> [Records to use]:
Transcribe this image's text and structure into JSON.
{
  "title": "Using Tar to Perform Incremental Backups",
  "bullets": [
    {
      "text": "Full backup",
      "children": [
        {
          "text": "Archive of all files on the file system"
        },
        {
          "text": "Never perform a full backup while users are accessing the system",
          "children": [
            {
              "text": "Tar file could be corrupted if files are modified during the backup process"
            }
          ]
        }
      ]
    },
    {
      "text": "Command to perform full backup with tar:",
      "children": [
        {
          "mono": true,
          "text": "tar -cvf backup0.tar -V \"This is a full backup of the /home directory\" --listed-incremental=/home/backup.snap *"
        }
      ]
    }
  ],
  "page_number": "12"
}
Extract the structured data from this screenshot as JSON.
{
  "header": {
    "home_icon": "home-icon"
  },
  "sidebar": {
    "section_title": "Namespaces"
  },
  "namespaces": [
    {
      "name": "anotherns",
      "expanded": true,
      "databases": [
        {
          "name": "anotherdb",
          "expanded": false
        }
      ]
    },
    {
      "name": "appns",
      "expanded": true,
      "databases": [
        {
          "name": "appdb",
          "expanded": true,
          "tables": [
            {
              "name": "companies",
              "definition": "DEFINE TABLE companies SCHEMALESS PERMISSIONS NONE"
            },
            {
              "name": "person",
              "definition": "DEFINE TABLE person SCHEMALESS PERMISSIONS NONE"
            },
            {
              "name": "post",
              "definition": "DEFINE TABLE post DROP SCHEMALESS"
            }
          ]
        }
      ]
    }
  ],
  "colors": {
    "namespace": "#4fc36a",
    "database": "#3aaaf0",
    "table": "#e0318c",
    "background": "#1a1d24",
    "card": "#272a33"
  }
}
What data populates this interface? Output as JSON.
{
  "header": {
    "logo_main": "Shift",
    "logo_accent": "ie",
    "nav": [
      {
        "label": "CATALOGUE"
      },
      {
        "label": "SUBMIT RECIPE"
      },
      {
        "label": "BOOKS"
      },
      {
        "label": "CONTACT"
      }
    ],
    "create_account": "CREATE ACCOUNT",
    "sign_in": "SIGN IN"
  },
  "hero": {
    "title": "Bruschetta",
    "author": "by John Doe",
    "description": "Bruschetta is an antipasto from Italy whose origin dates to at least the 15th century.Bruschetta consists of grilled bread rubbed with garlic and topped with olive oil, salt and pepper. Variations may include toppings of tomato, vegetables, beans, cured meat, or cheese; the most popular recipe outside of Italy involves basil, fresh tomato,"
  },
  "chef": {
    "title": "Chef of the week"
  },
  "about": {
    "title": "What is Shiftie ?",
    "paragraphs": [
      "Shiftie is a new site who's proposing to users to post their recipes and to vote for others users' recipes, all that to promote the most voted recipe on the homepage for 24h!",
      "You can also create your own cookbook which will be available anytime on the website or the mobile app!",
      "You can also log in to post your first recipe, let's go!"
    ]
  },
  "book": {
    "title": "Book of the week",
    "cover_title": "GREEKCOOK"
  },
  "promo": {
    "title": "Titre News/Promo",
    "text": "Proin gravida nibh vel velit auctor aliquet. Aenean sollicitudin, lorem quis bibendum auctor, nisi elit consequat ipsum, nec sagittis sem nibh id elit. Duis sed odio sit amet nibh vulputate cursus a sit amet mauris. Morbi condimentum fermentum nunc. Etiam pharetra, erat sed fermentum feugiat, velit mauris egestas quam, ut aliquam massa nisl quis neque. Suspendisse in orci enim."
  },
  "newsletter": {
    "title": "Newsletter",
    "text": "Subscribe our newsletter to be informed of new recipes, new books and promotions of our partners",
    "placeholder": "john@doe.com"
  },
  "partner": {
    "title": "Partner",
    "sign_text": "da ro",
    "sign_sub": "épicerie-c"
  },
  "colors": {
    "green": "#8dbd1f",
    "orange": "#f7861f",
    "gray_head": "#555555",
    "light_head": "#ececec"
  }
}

> [Prompt]: Copy each line of the records above that carries the word "SCHEMALESS".

> [Expected answer]:
              "definition": "DEFINE TABLE companies SCHEMALESS PERMISSIONS NONE"
              "definition": "DEFINE TABLE person SCHEMALESS PERMISSIONS NONE"
              "definition": "DEFINE TABLE post DROP SCHEMALESS"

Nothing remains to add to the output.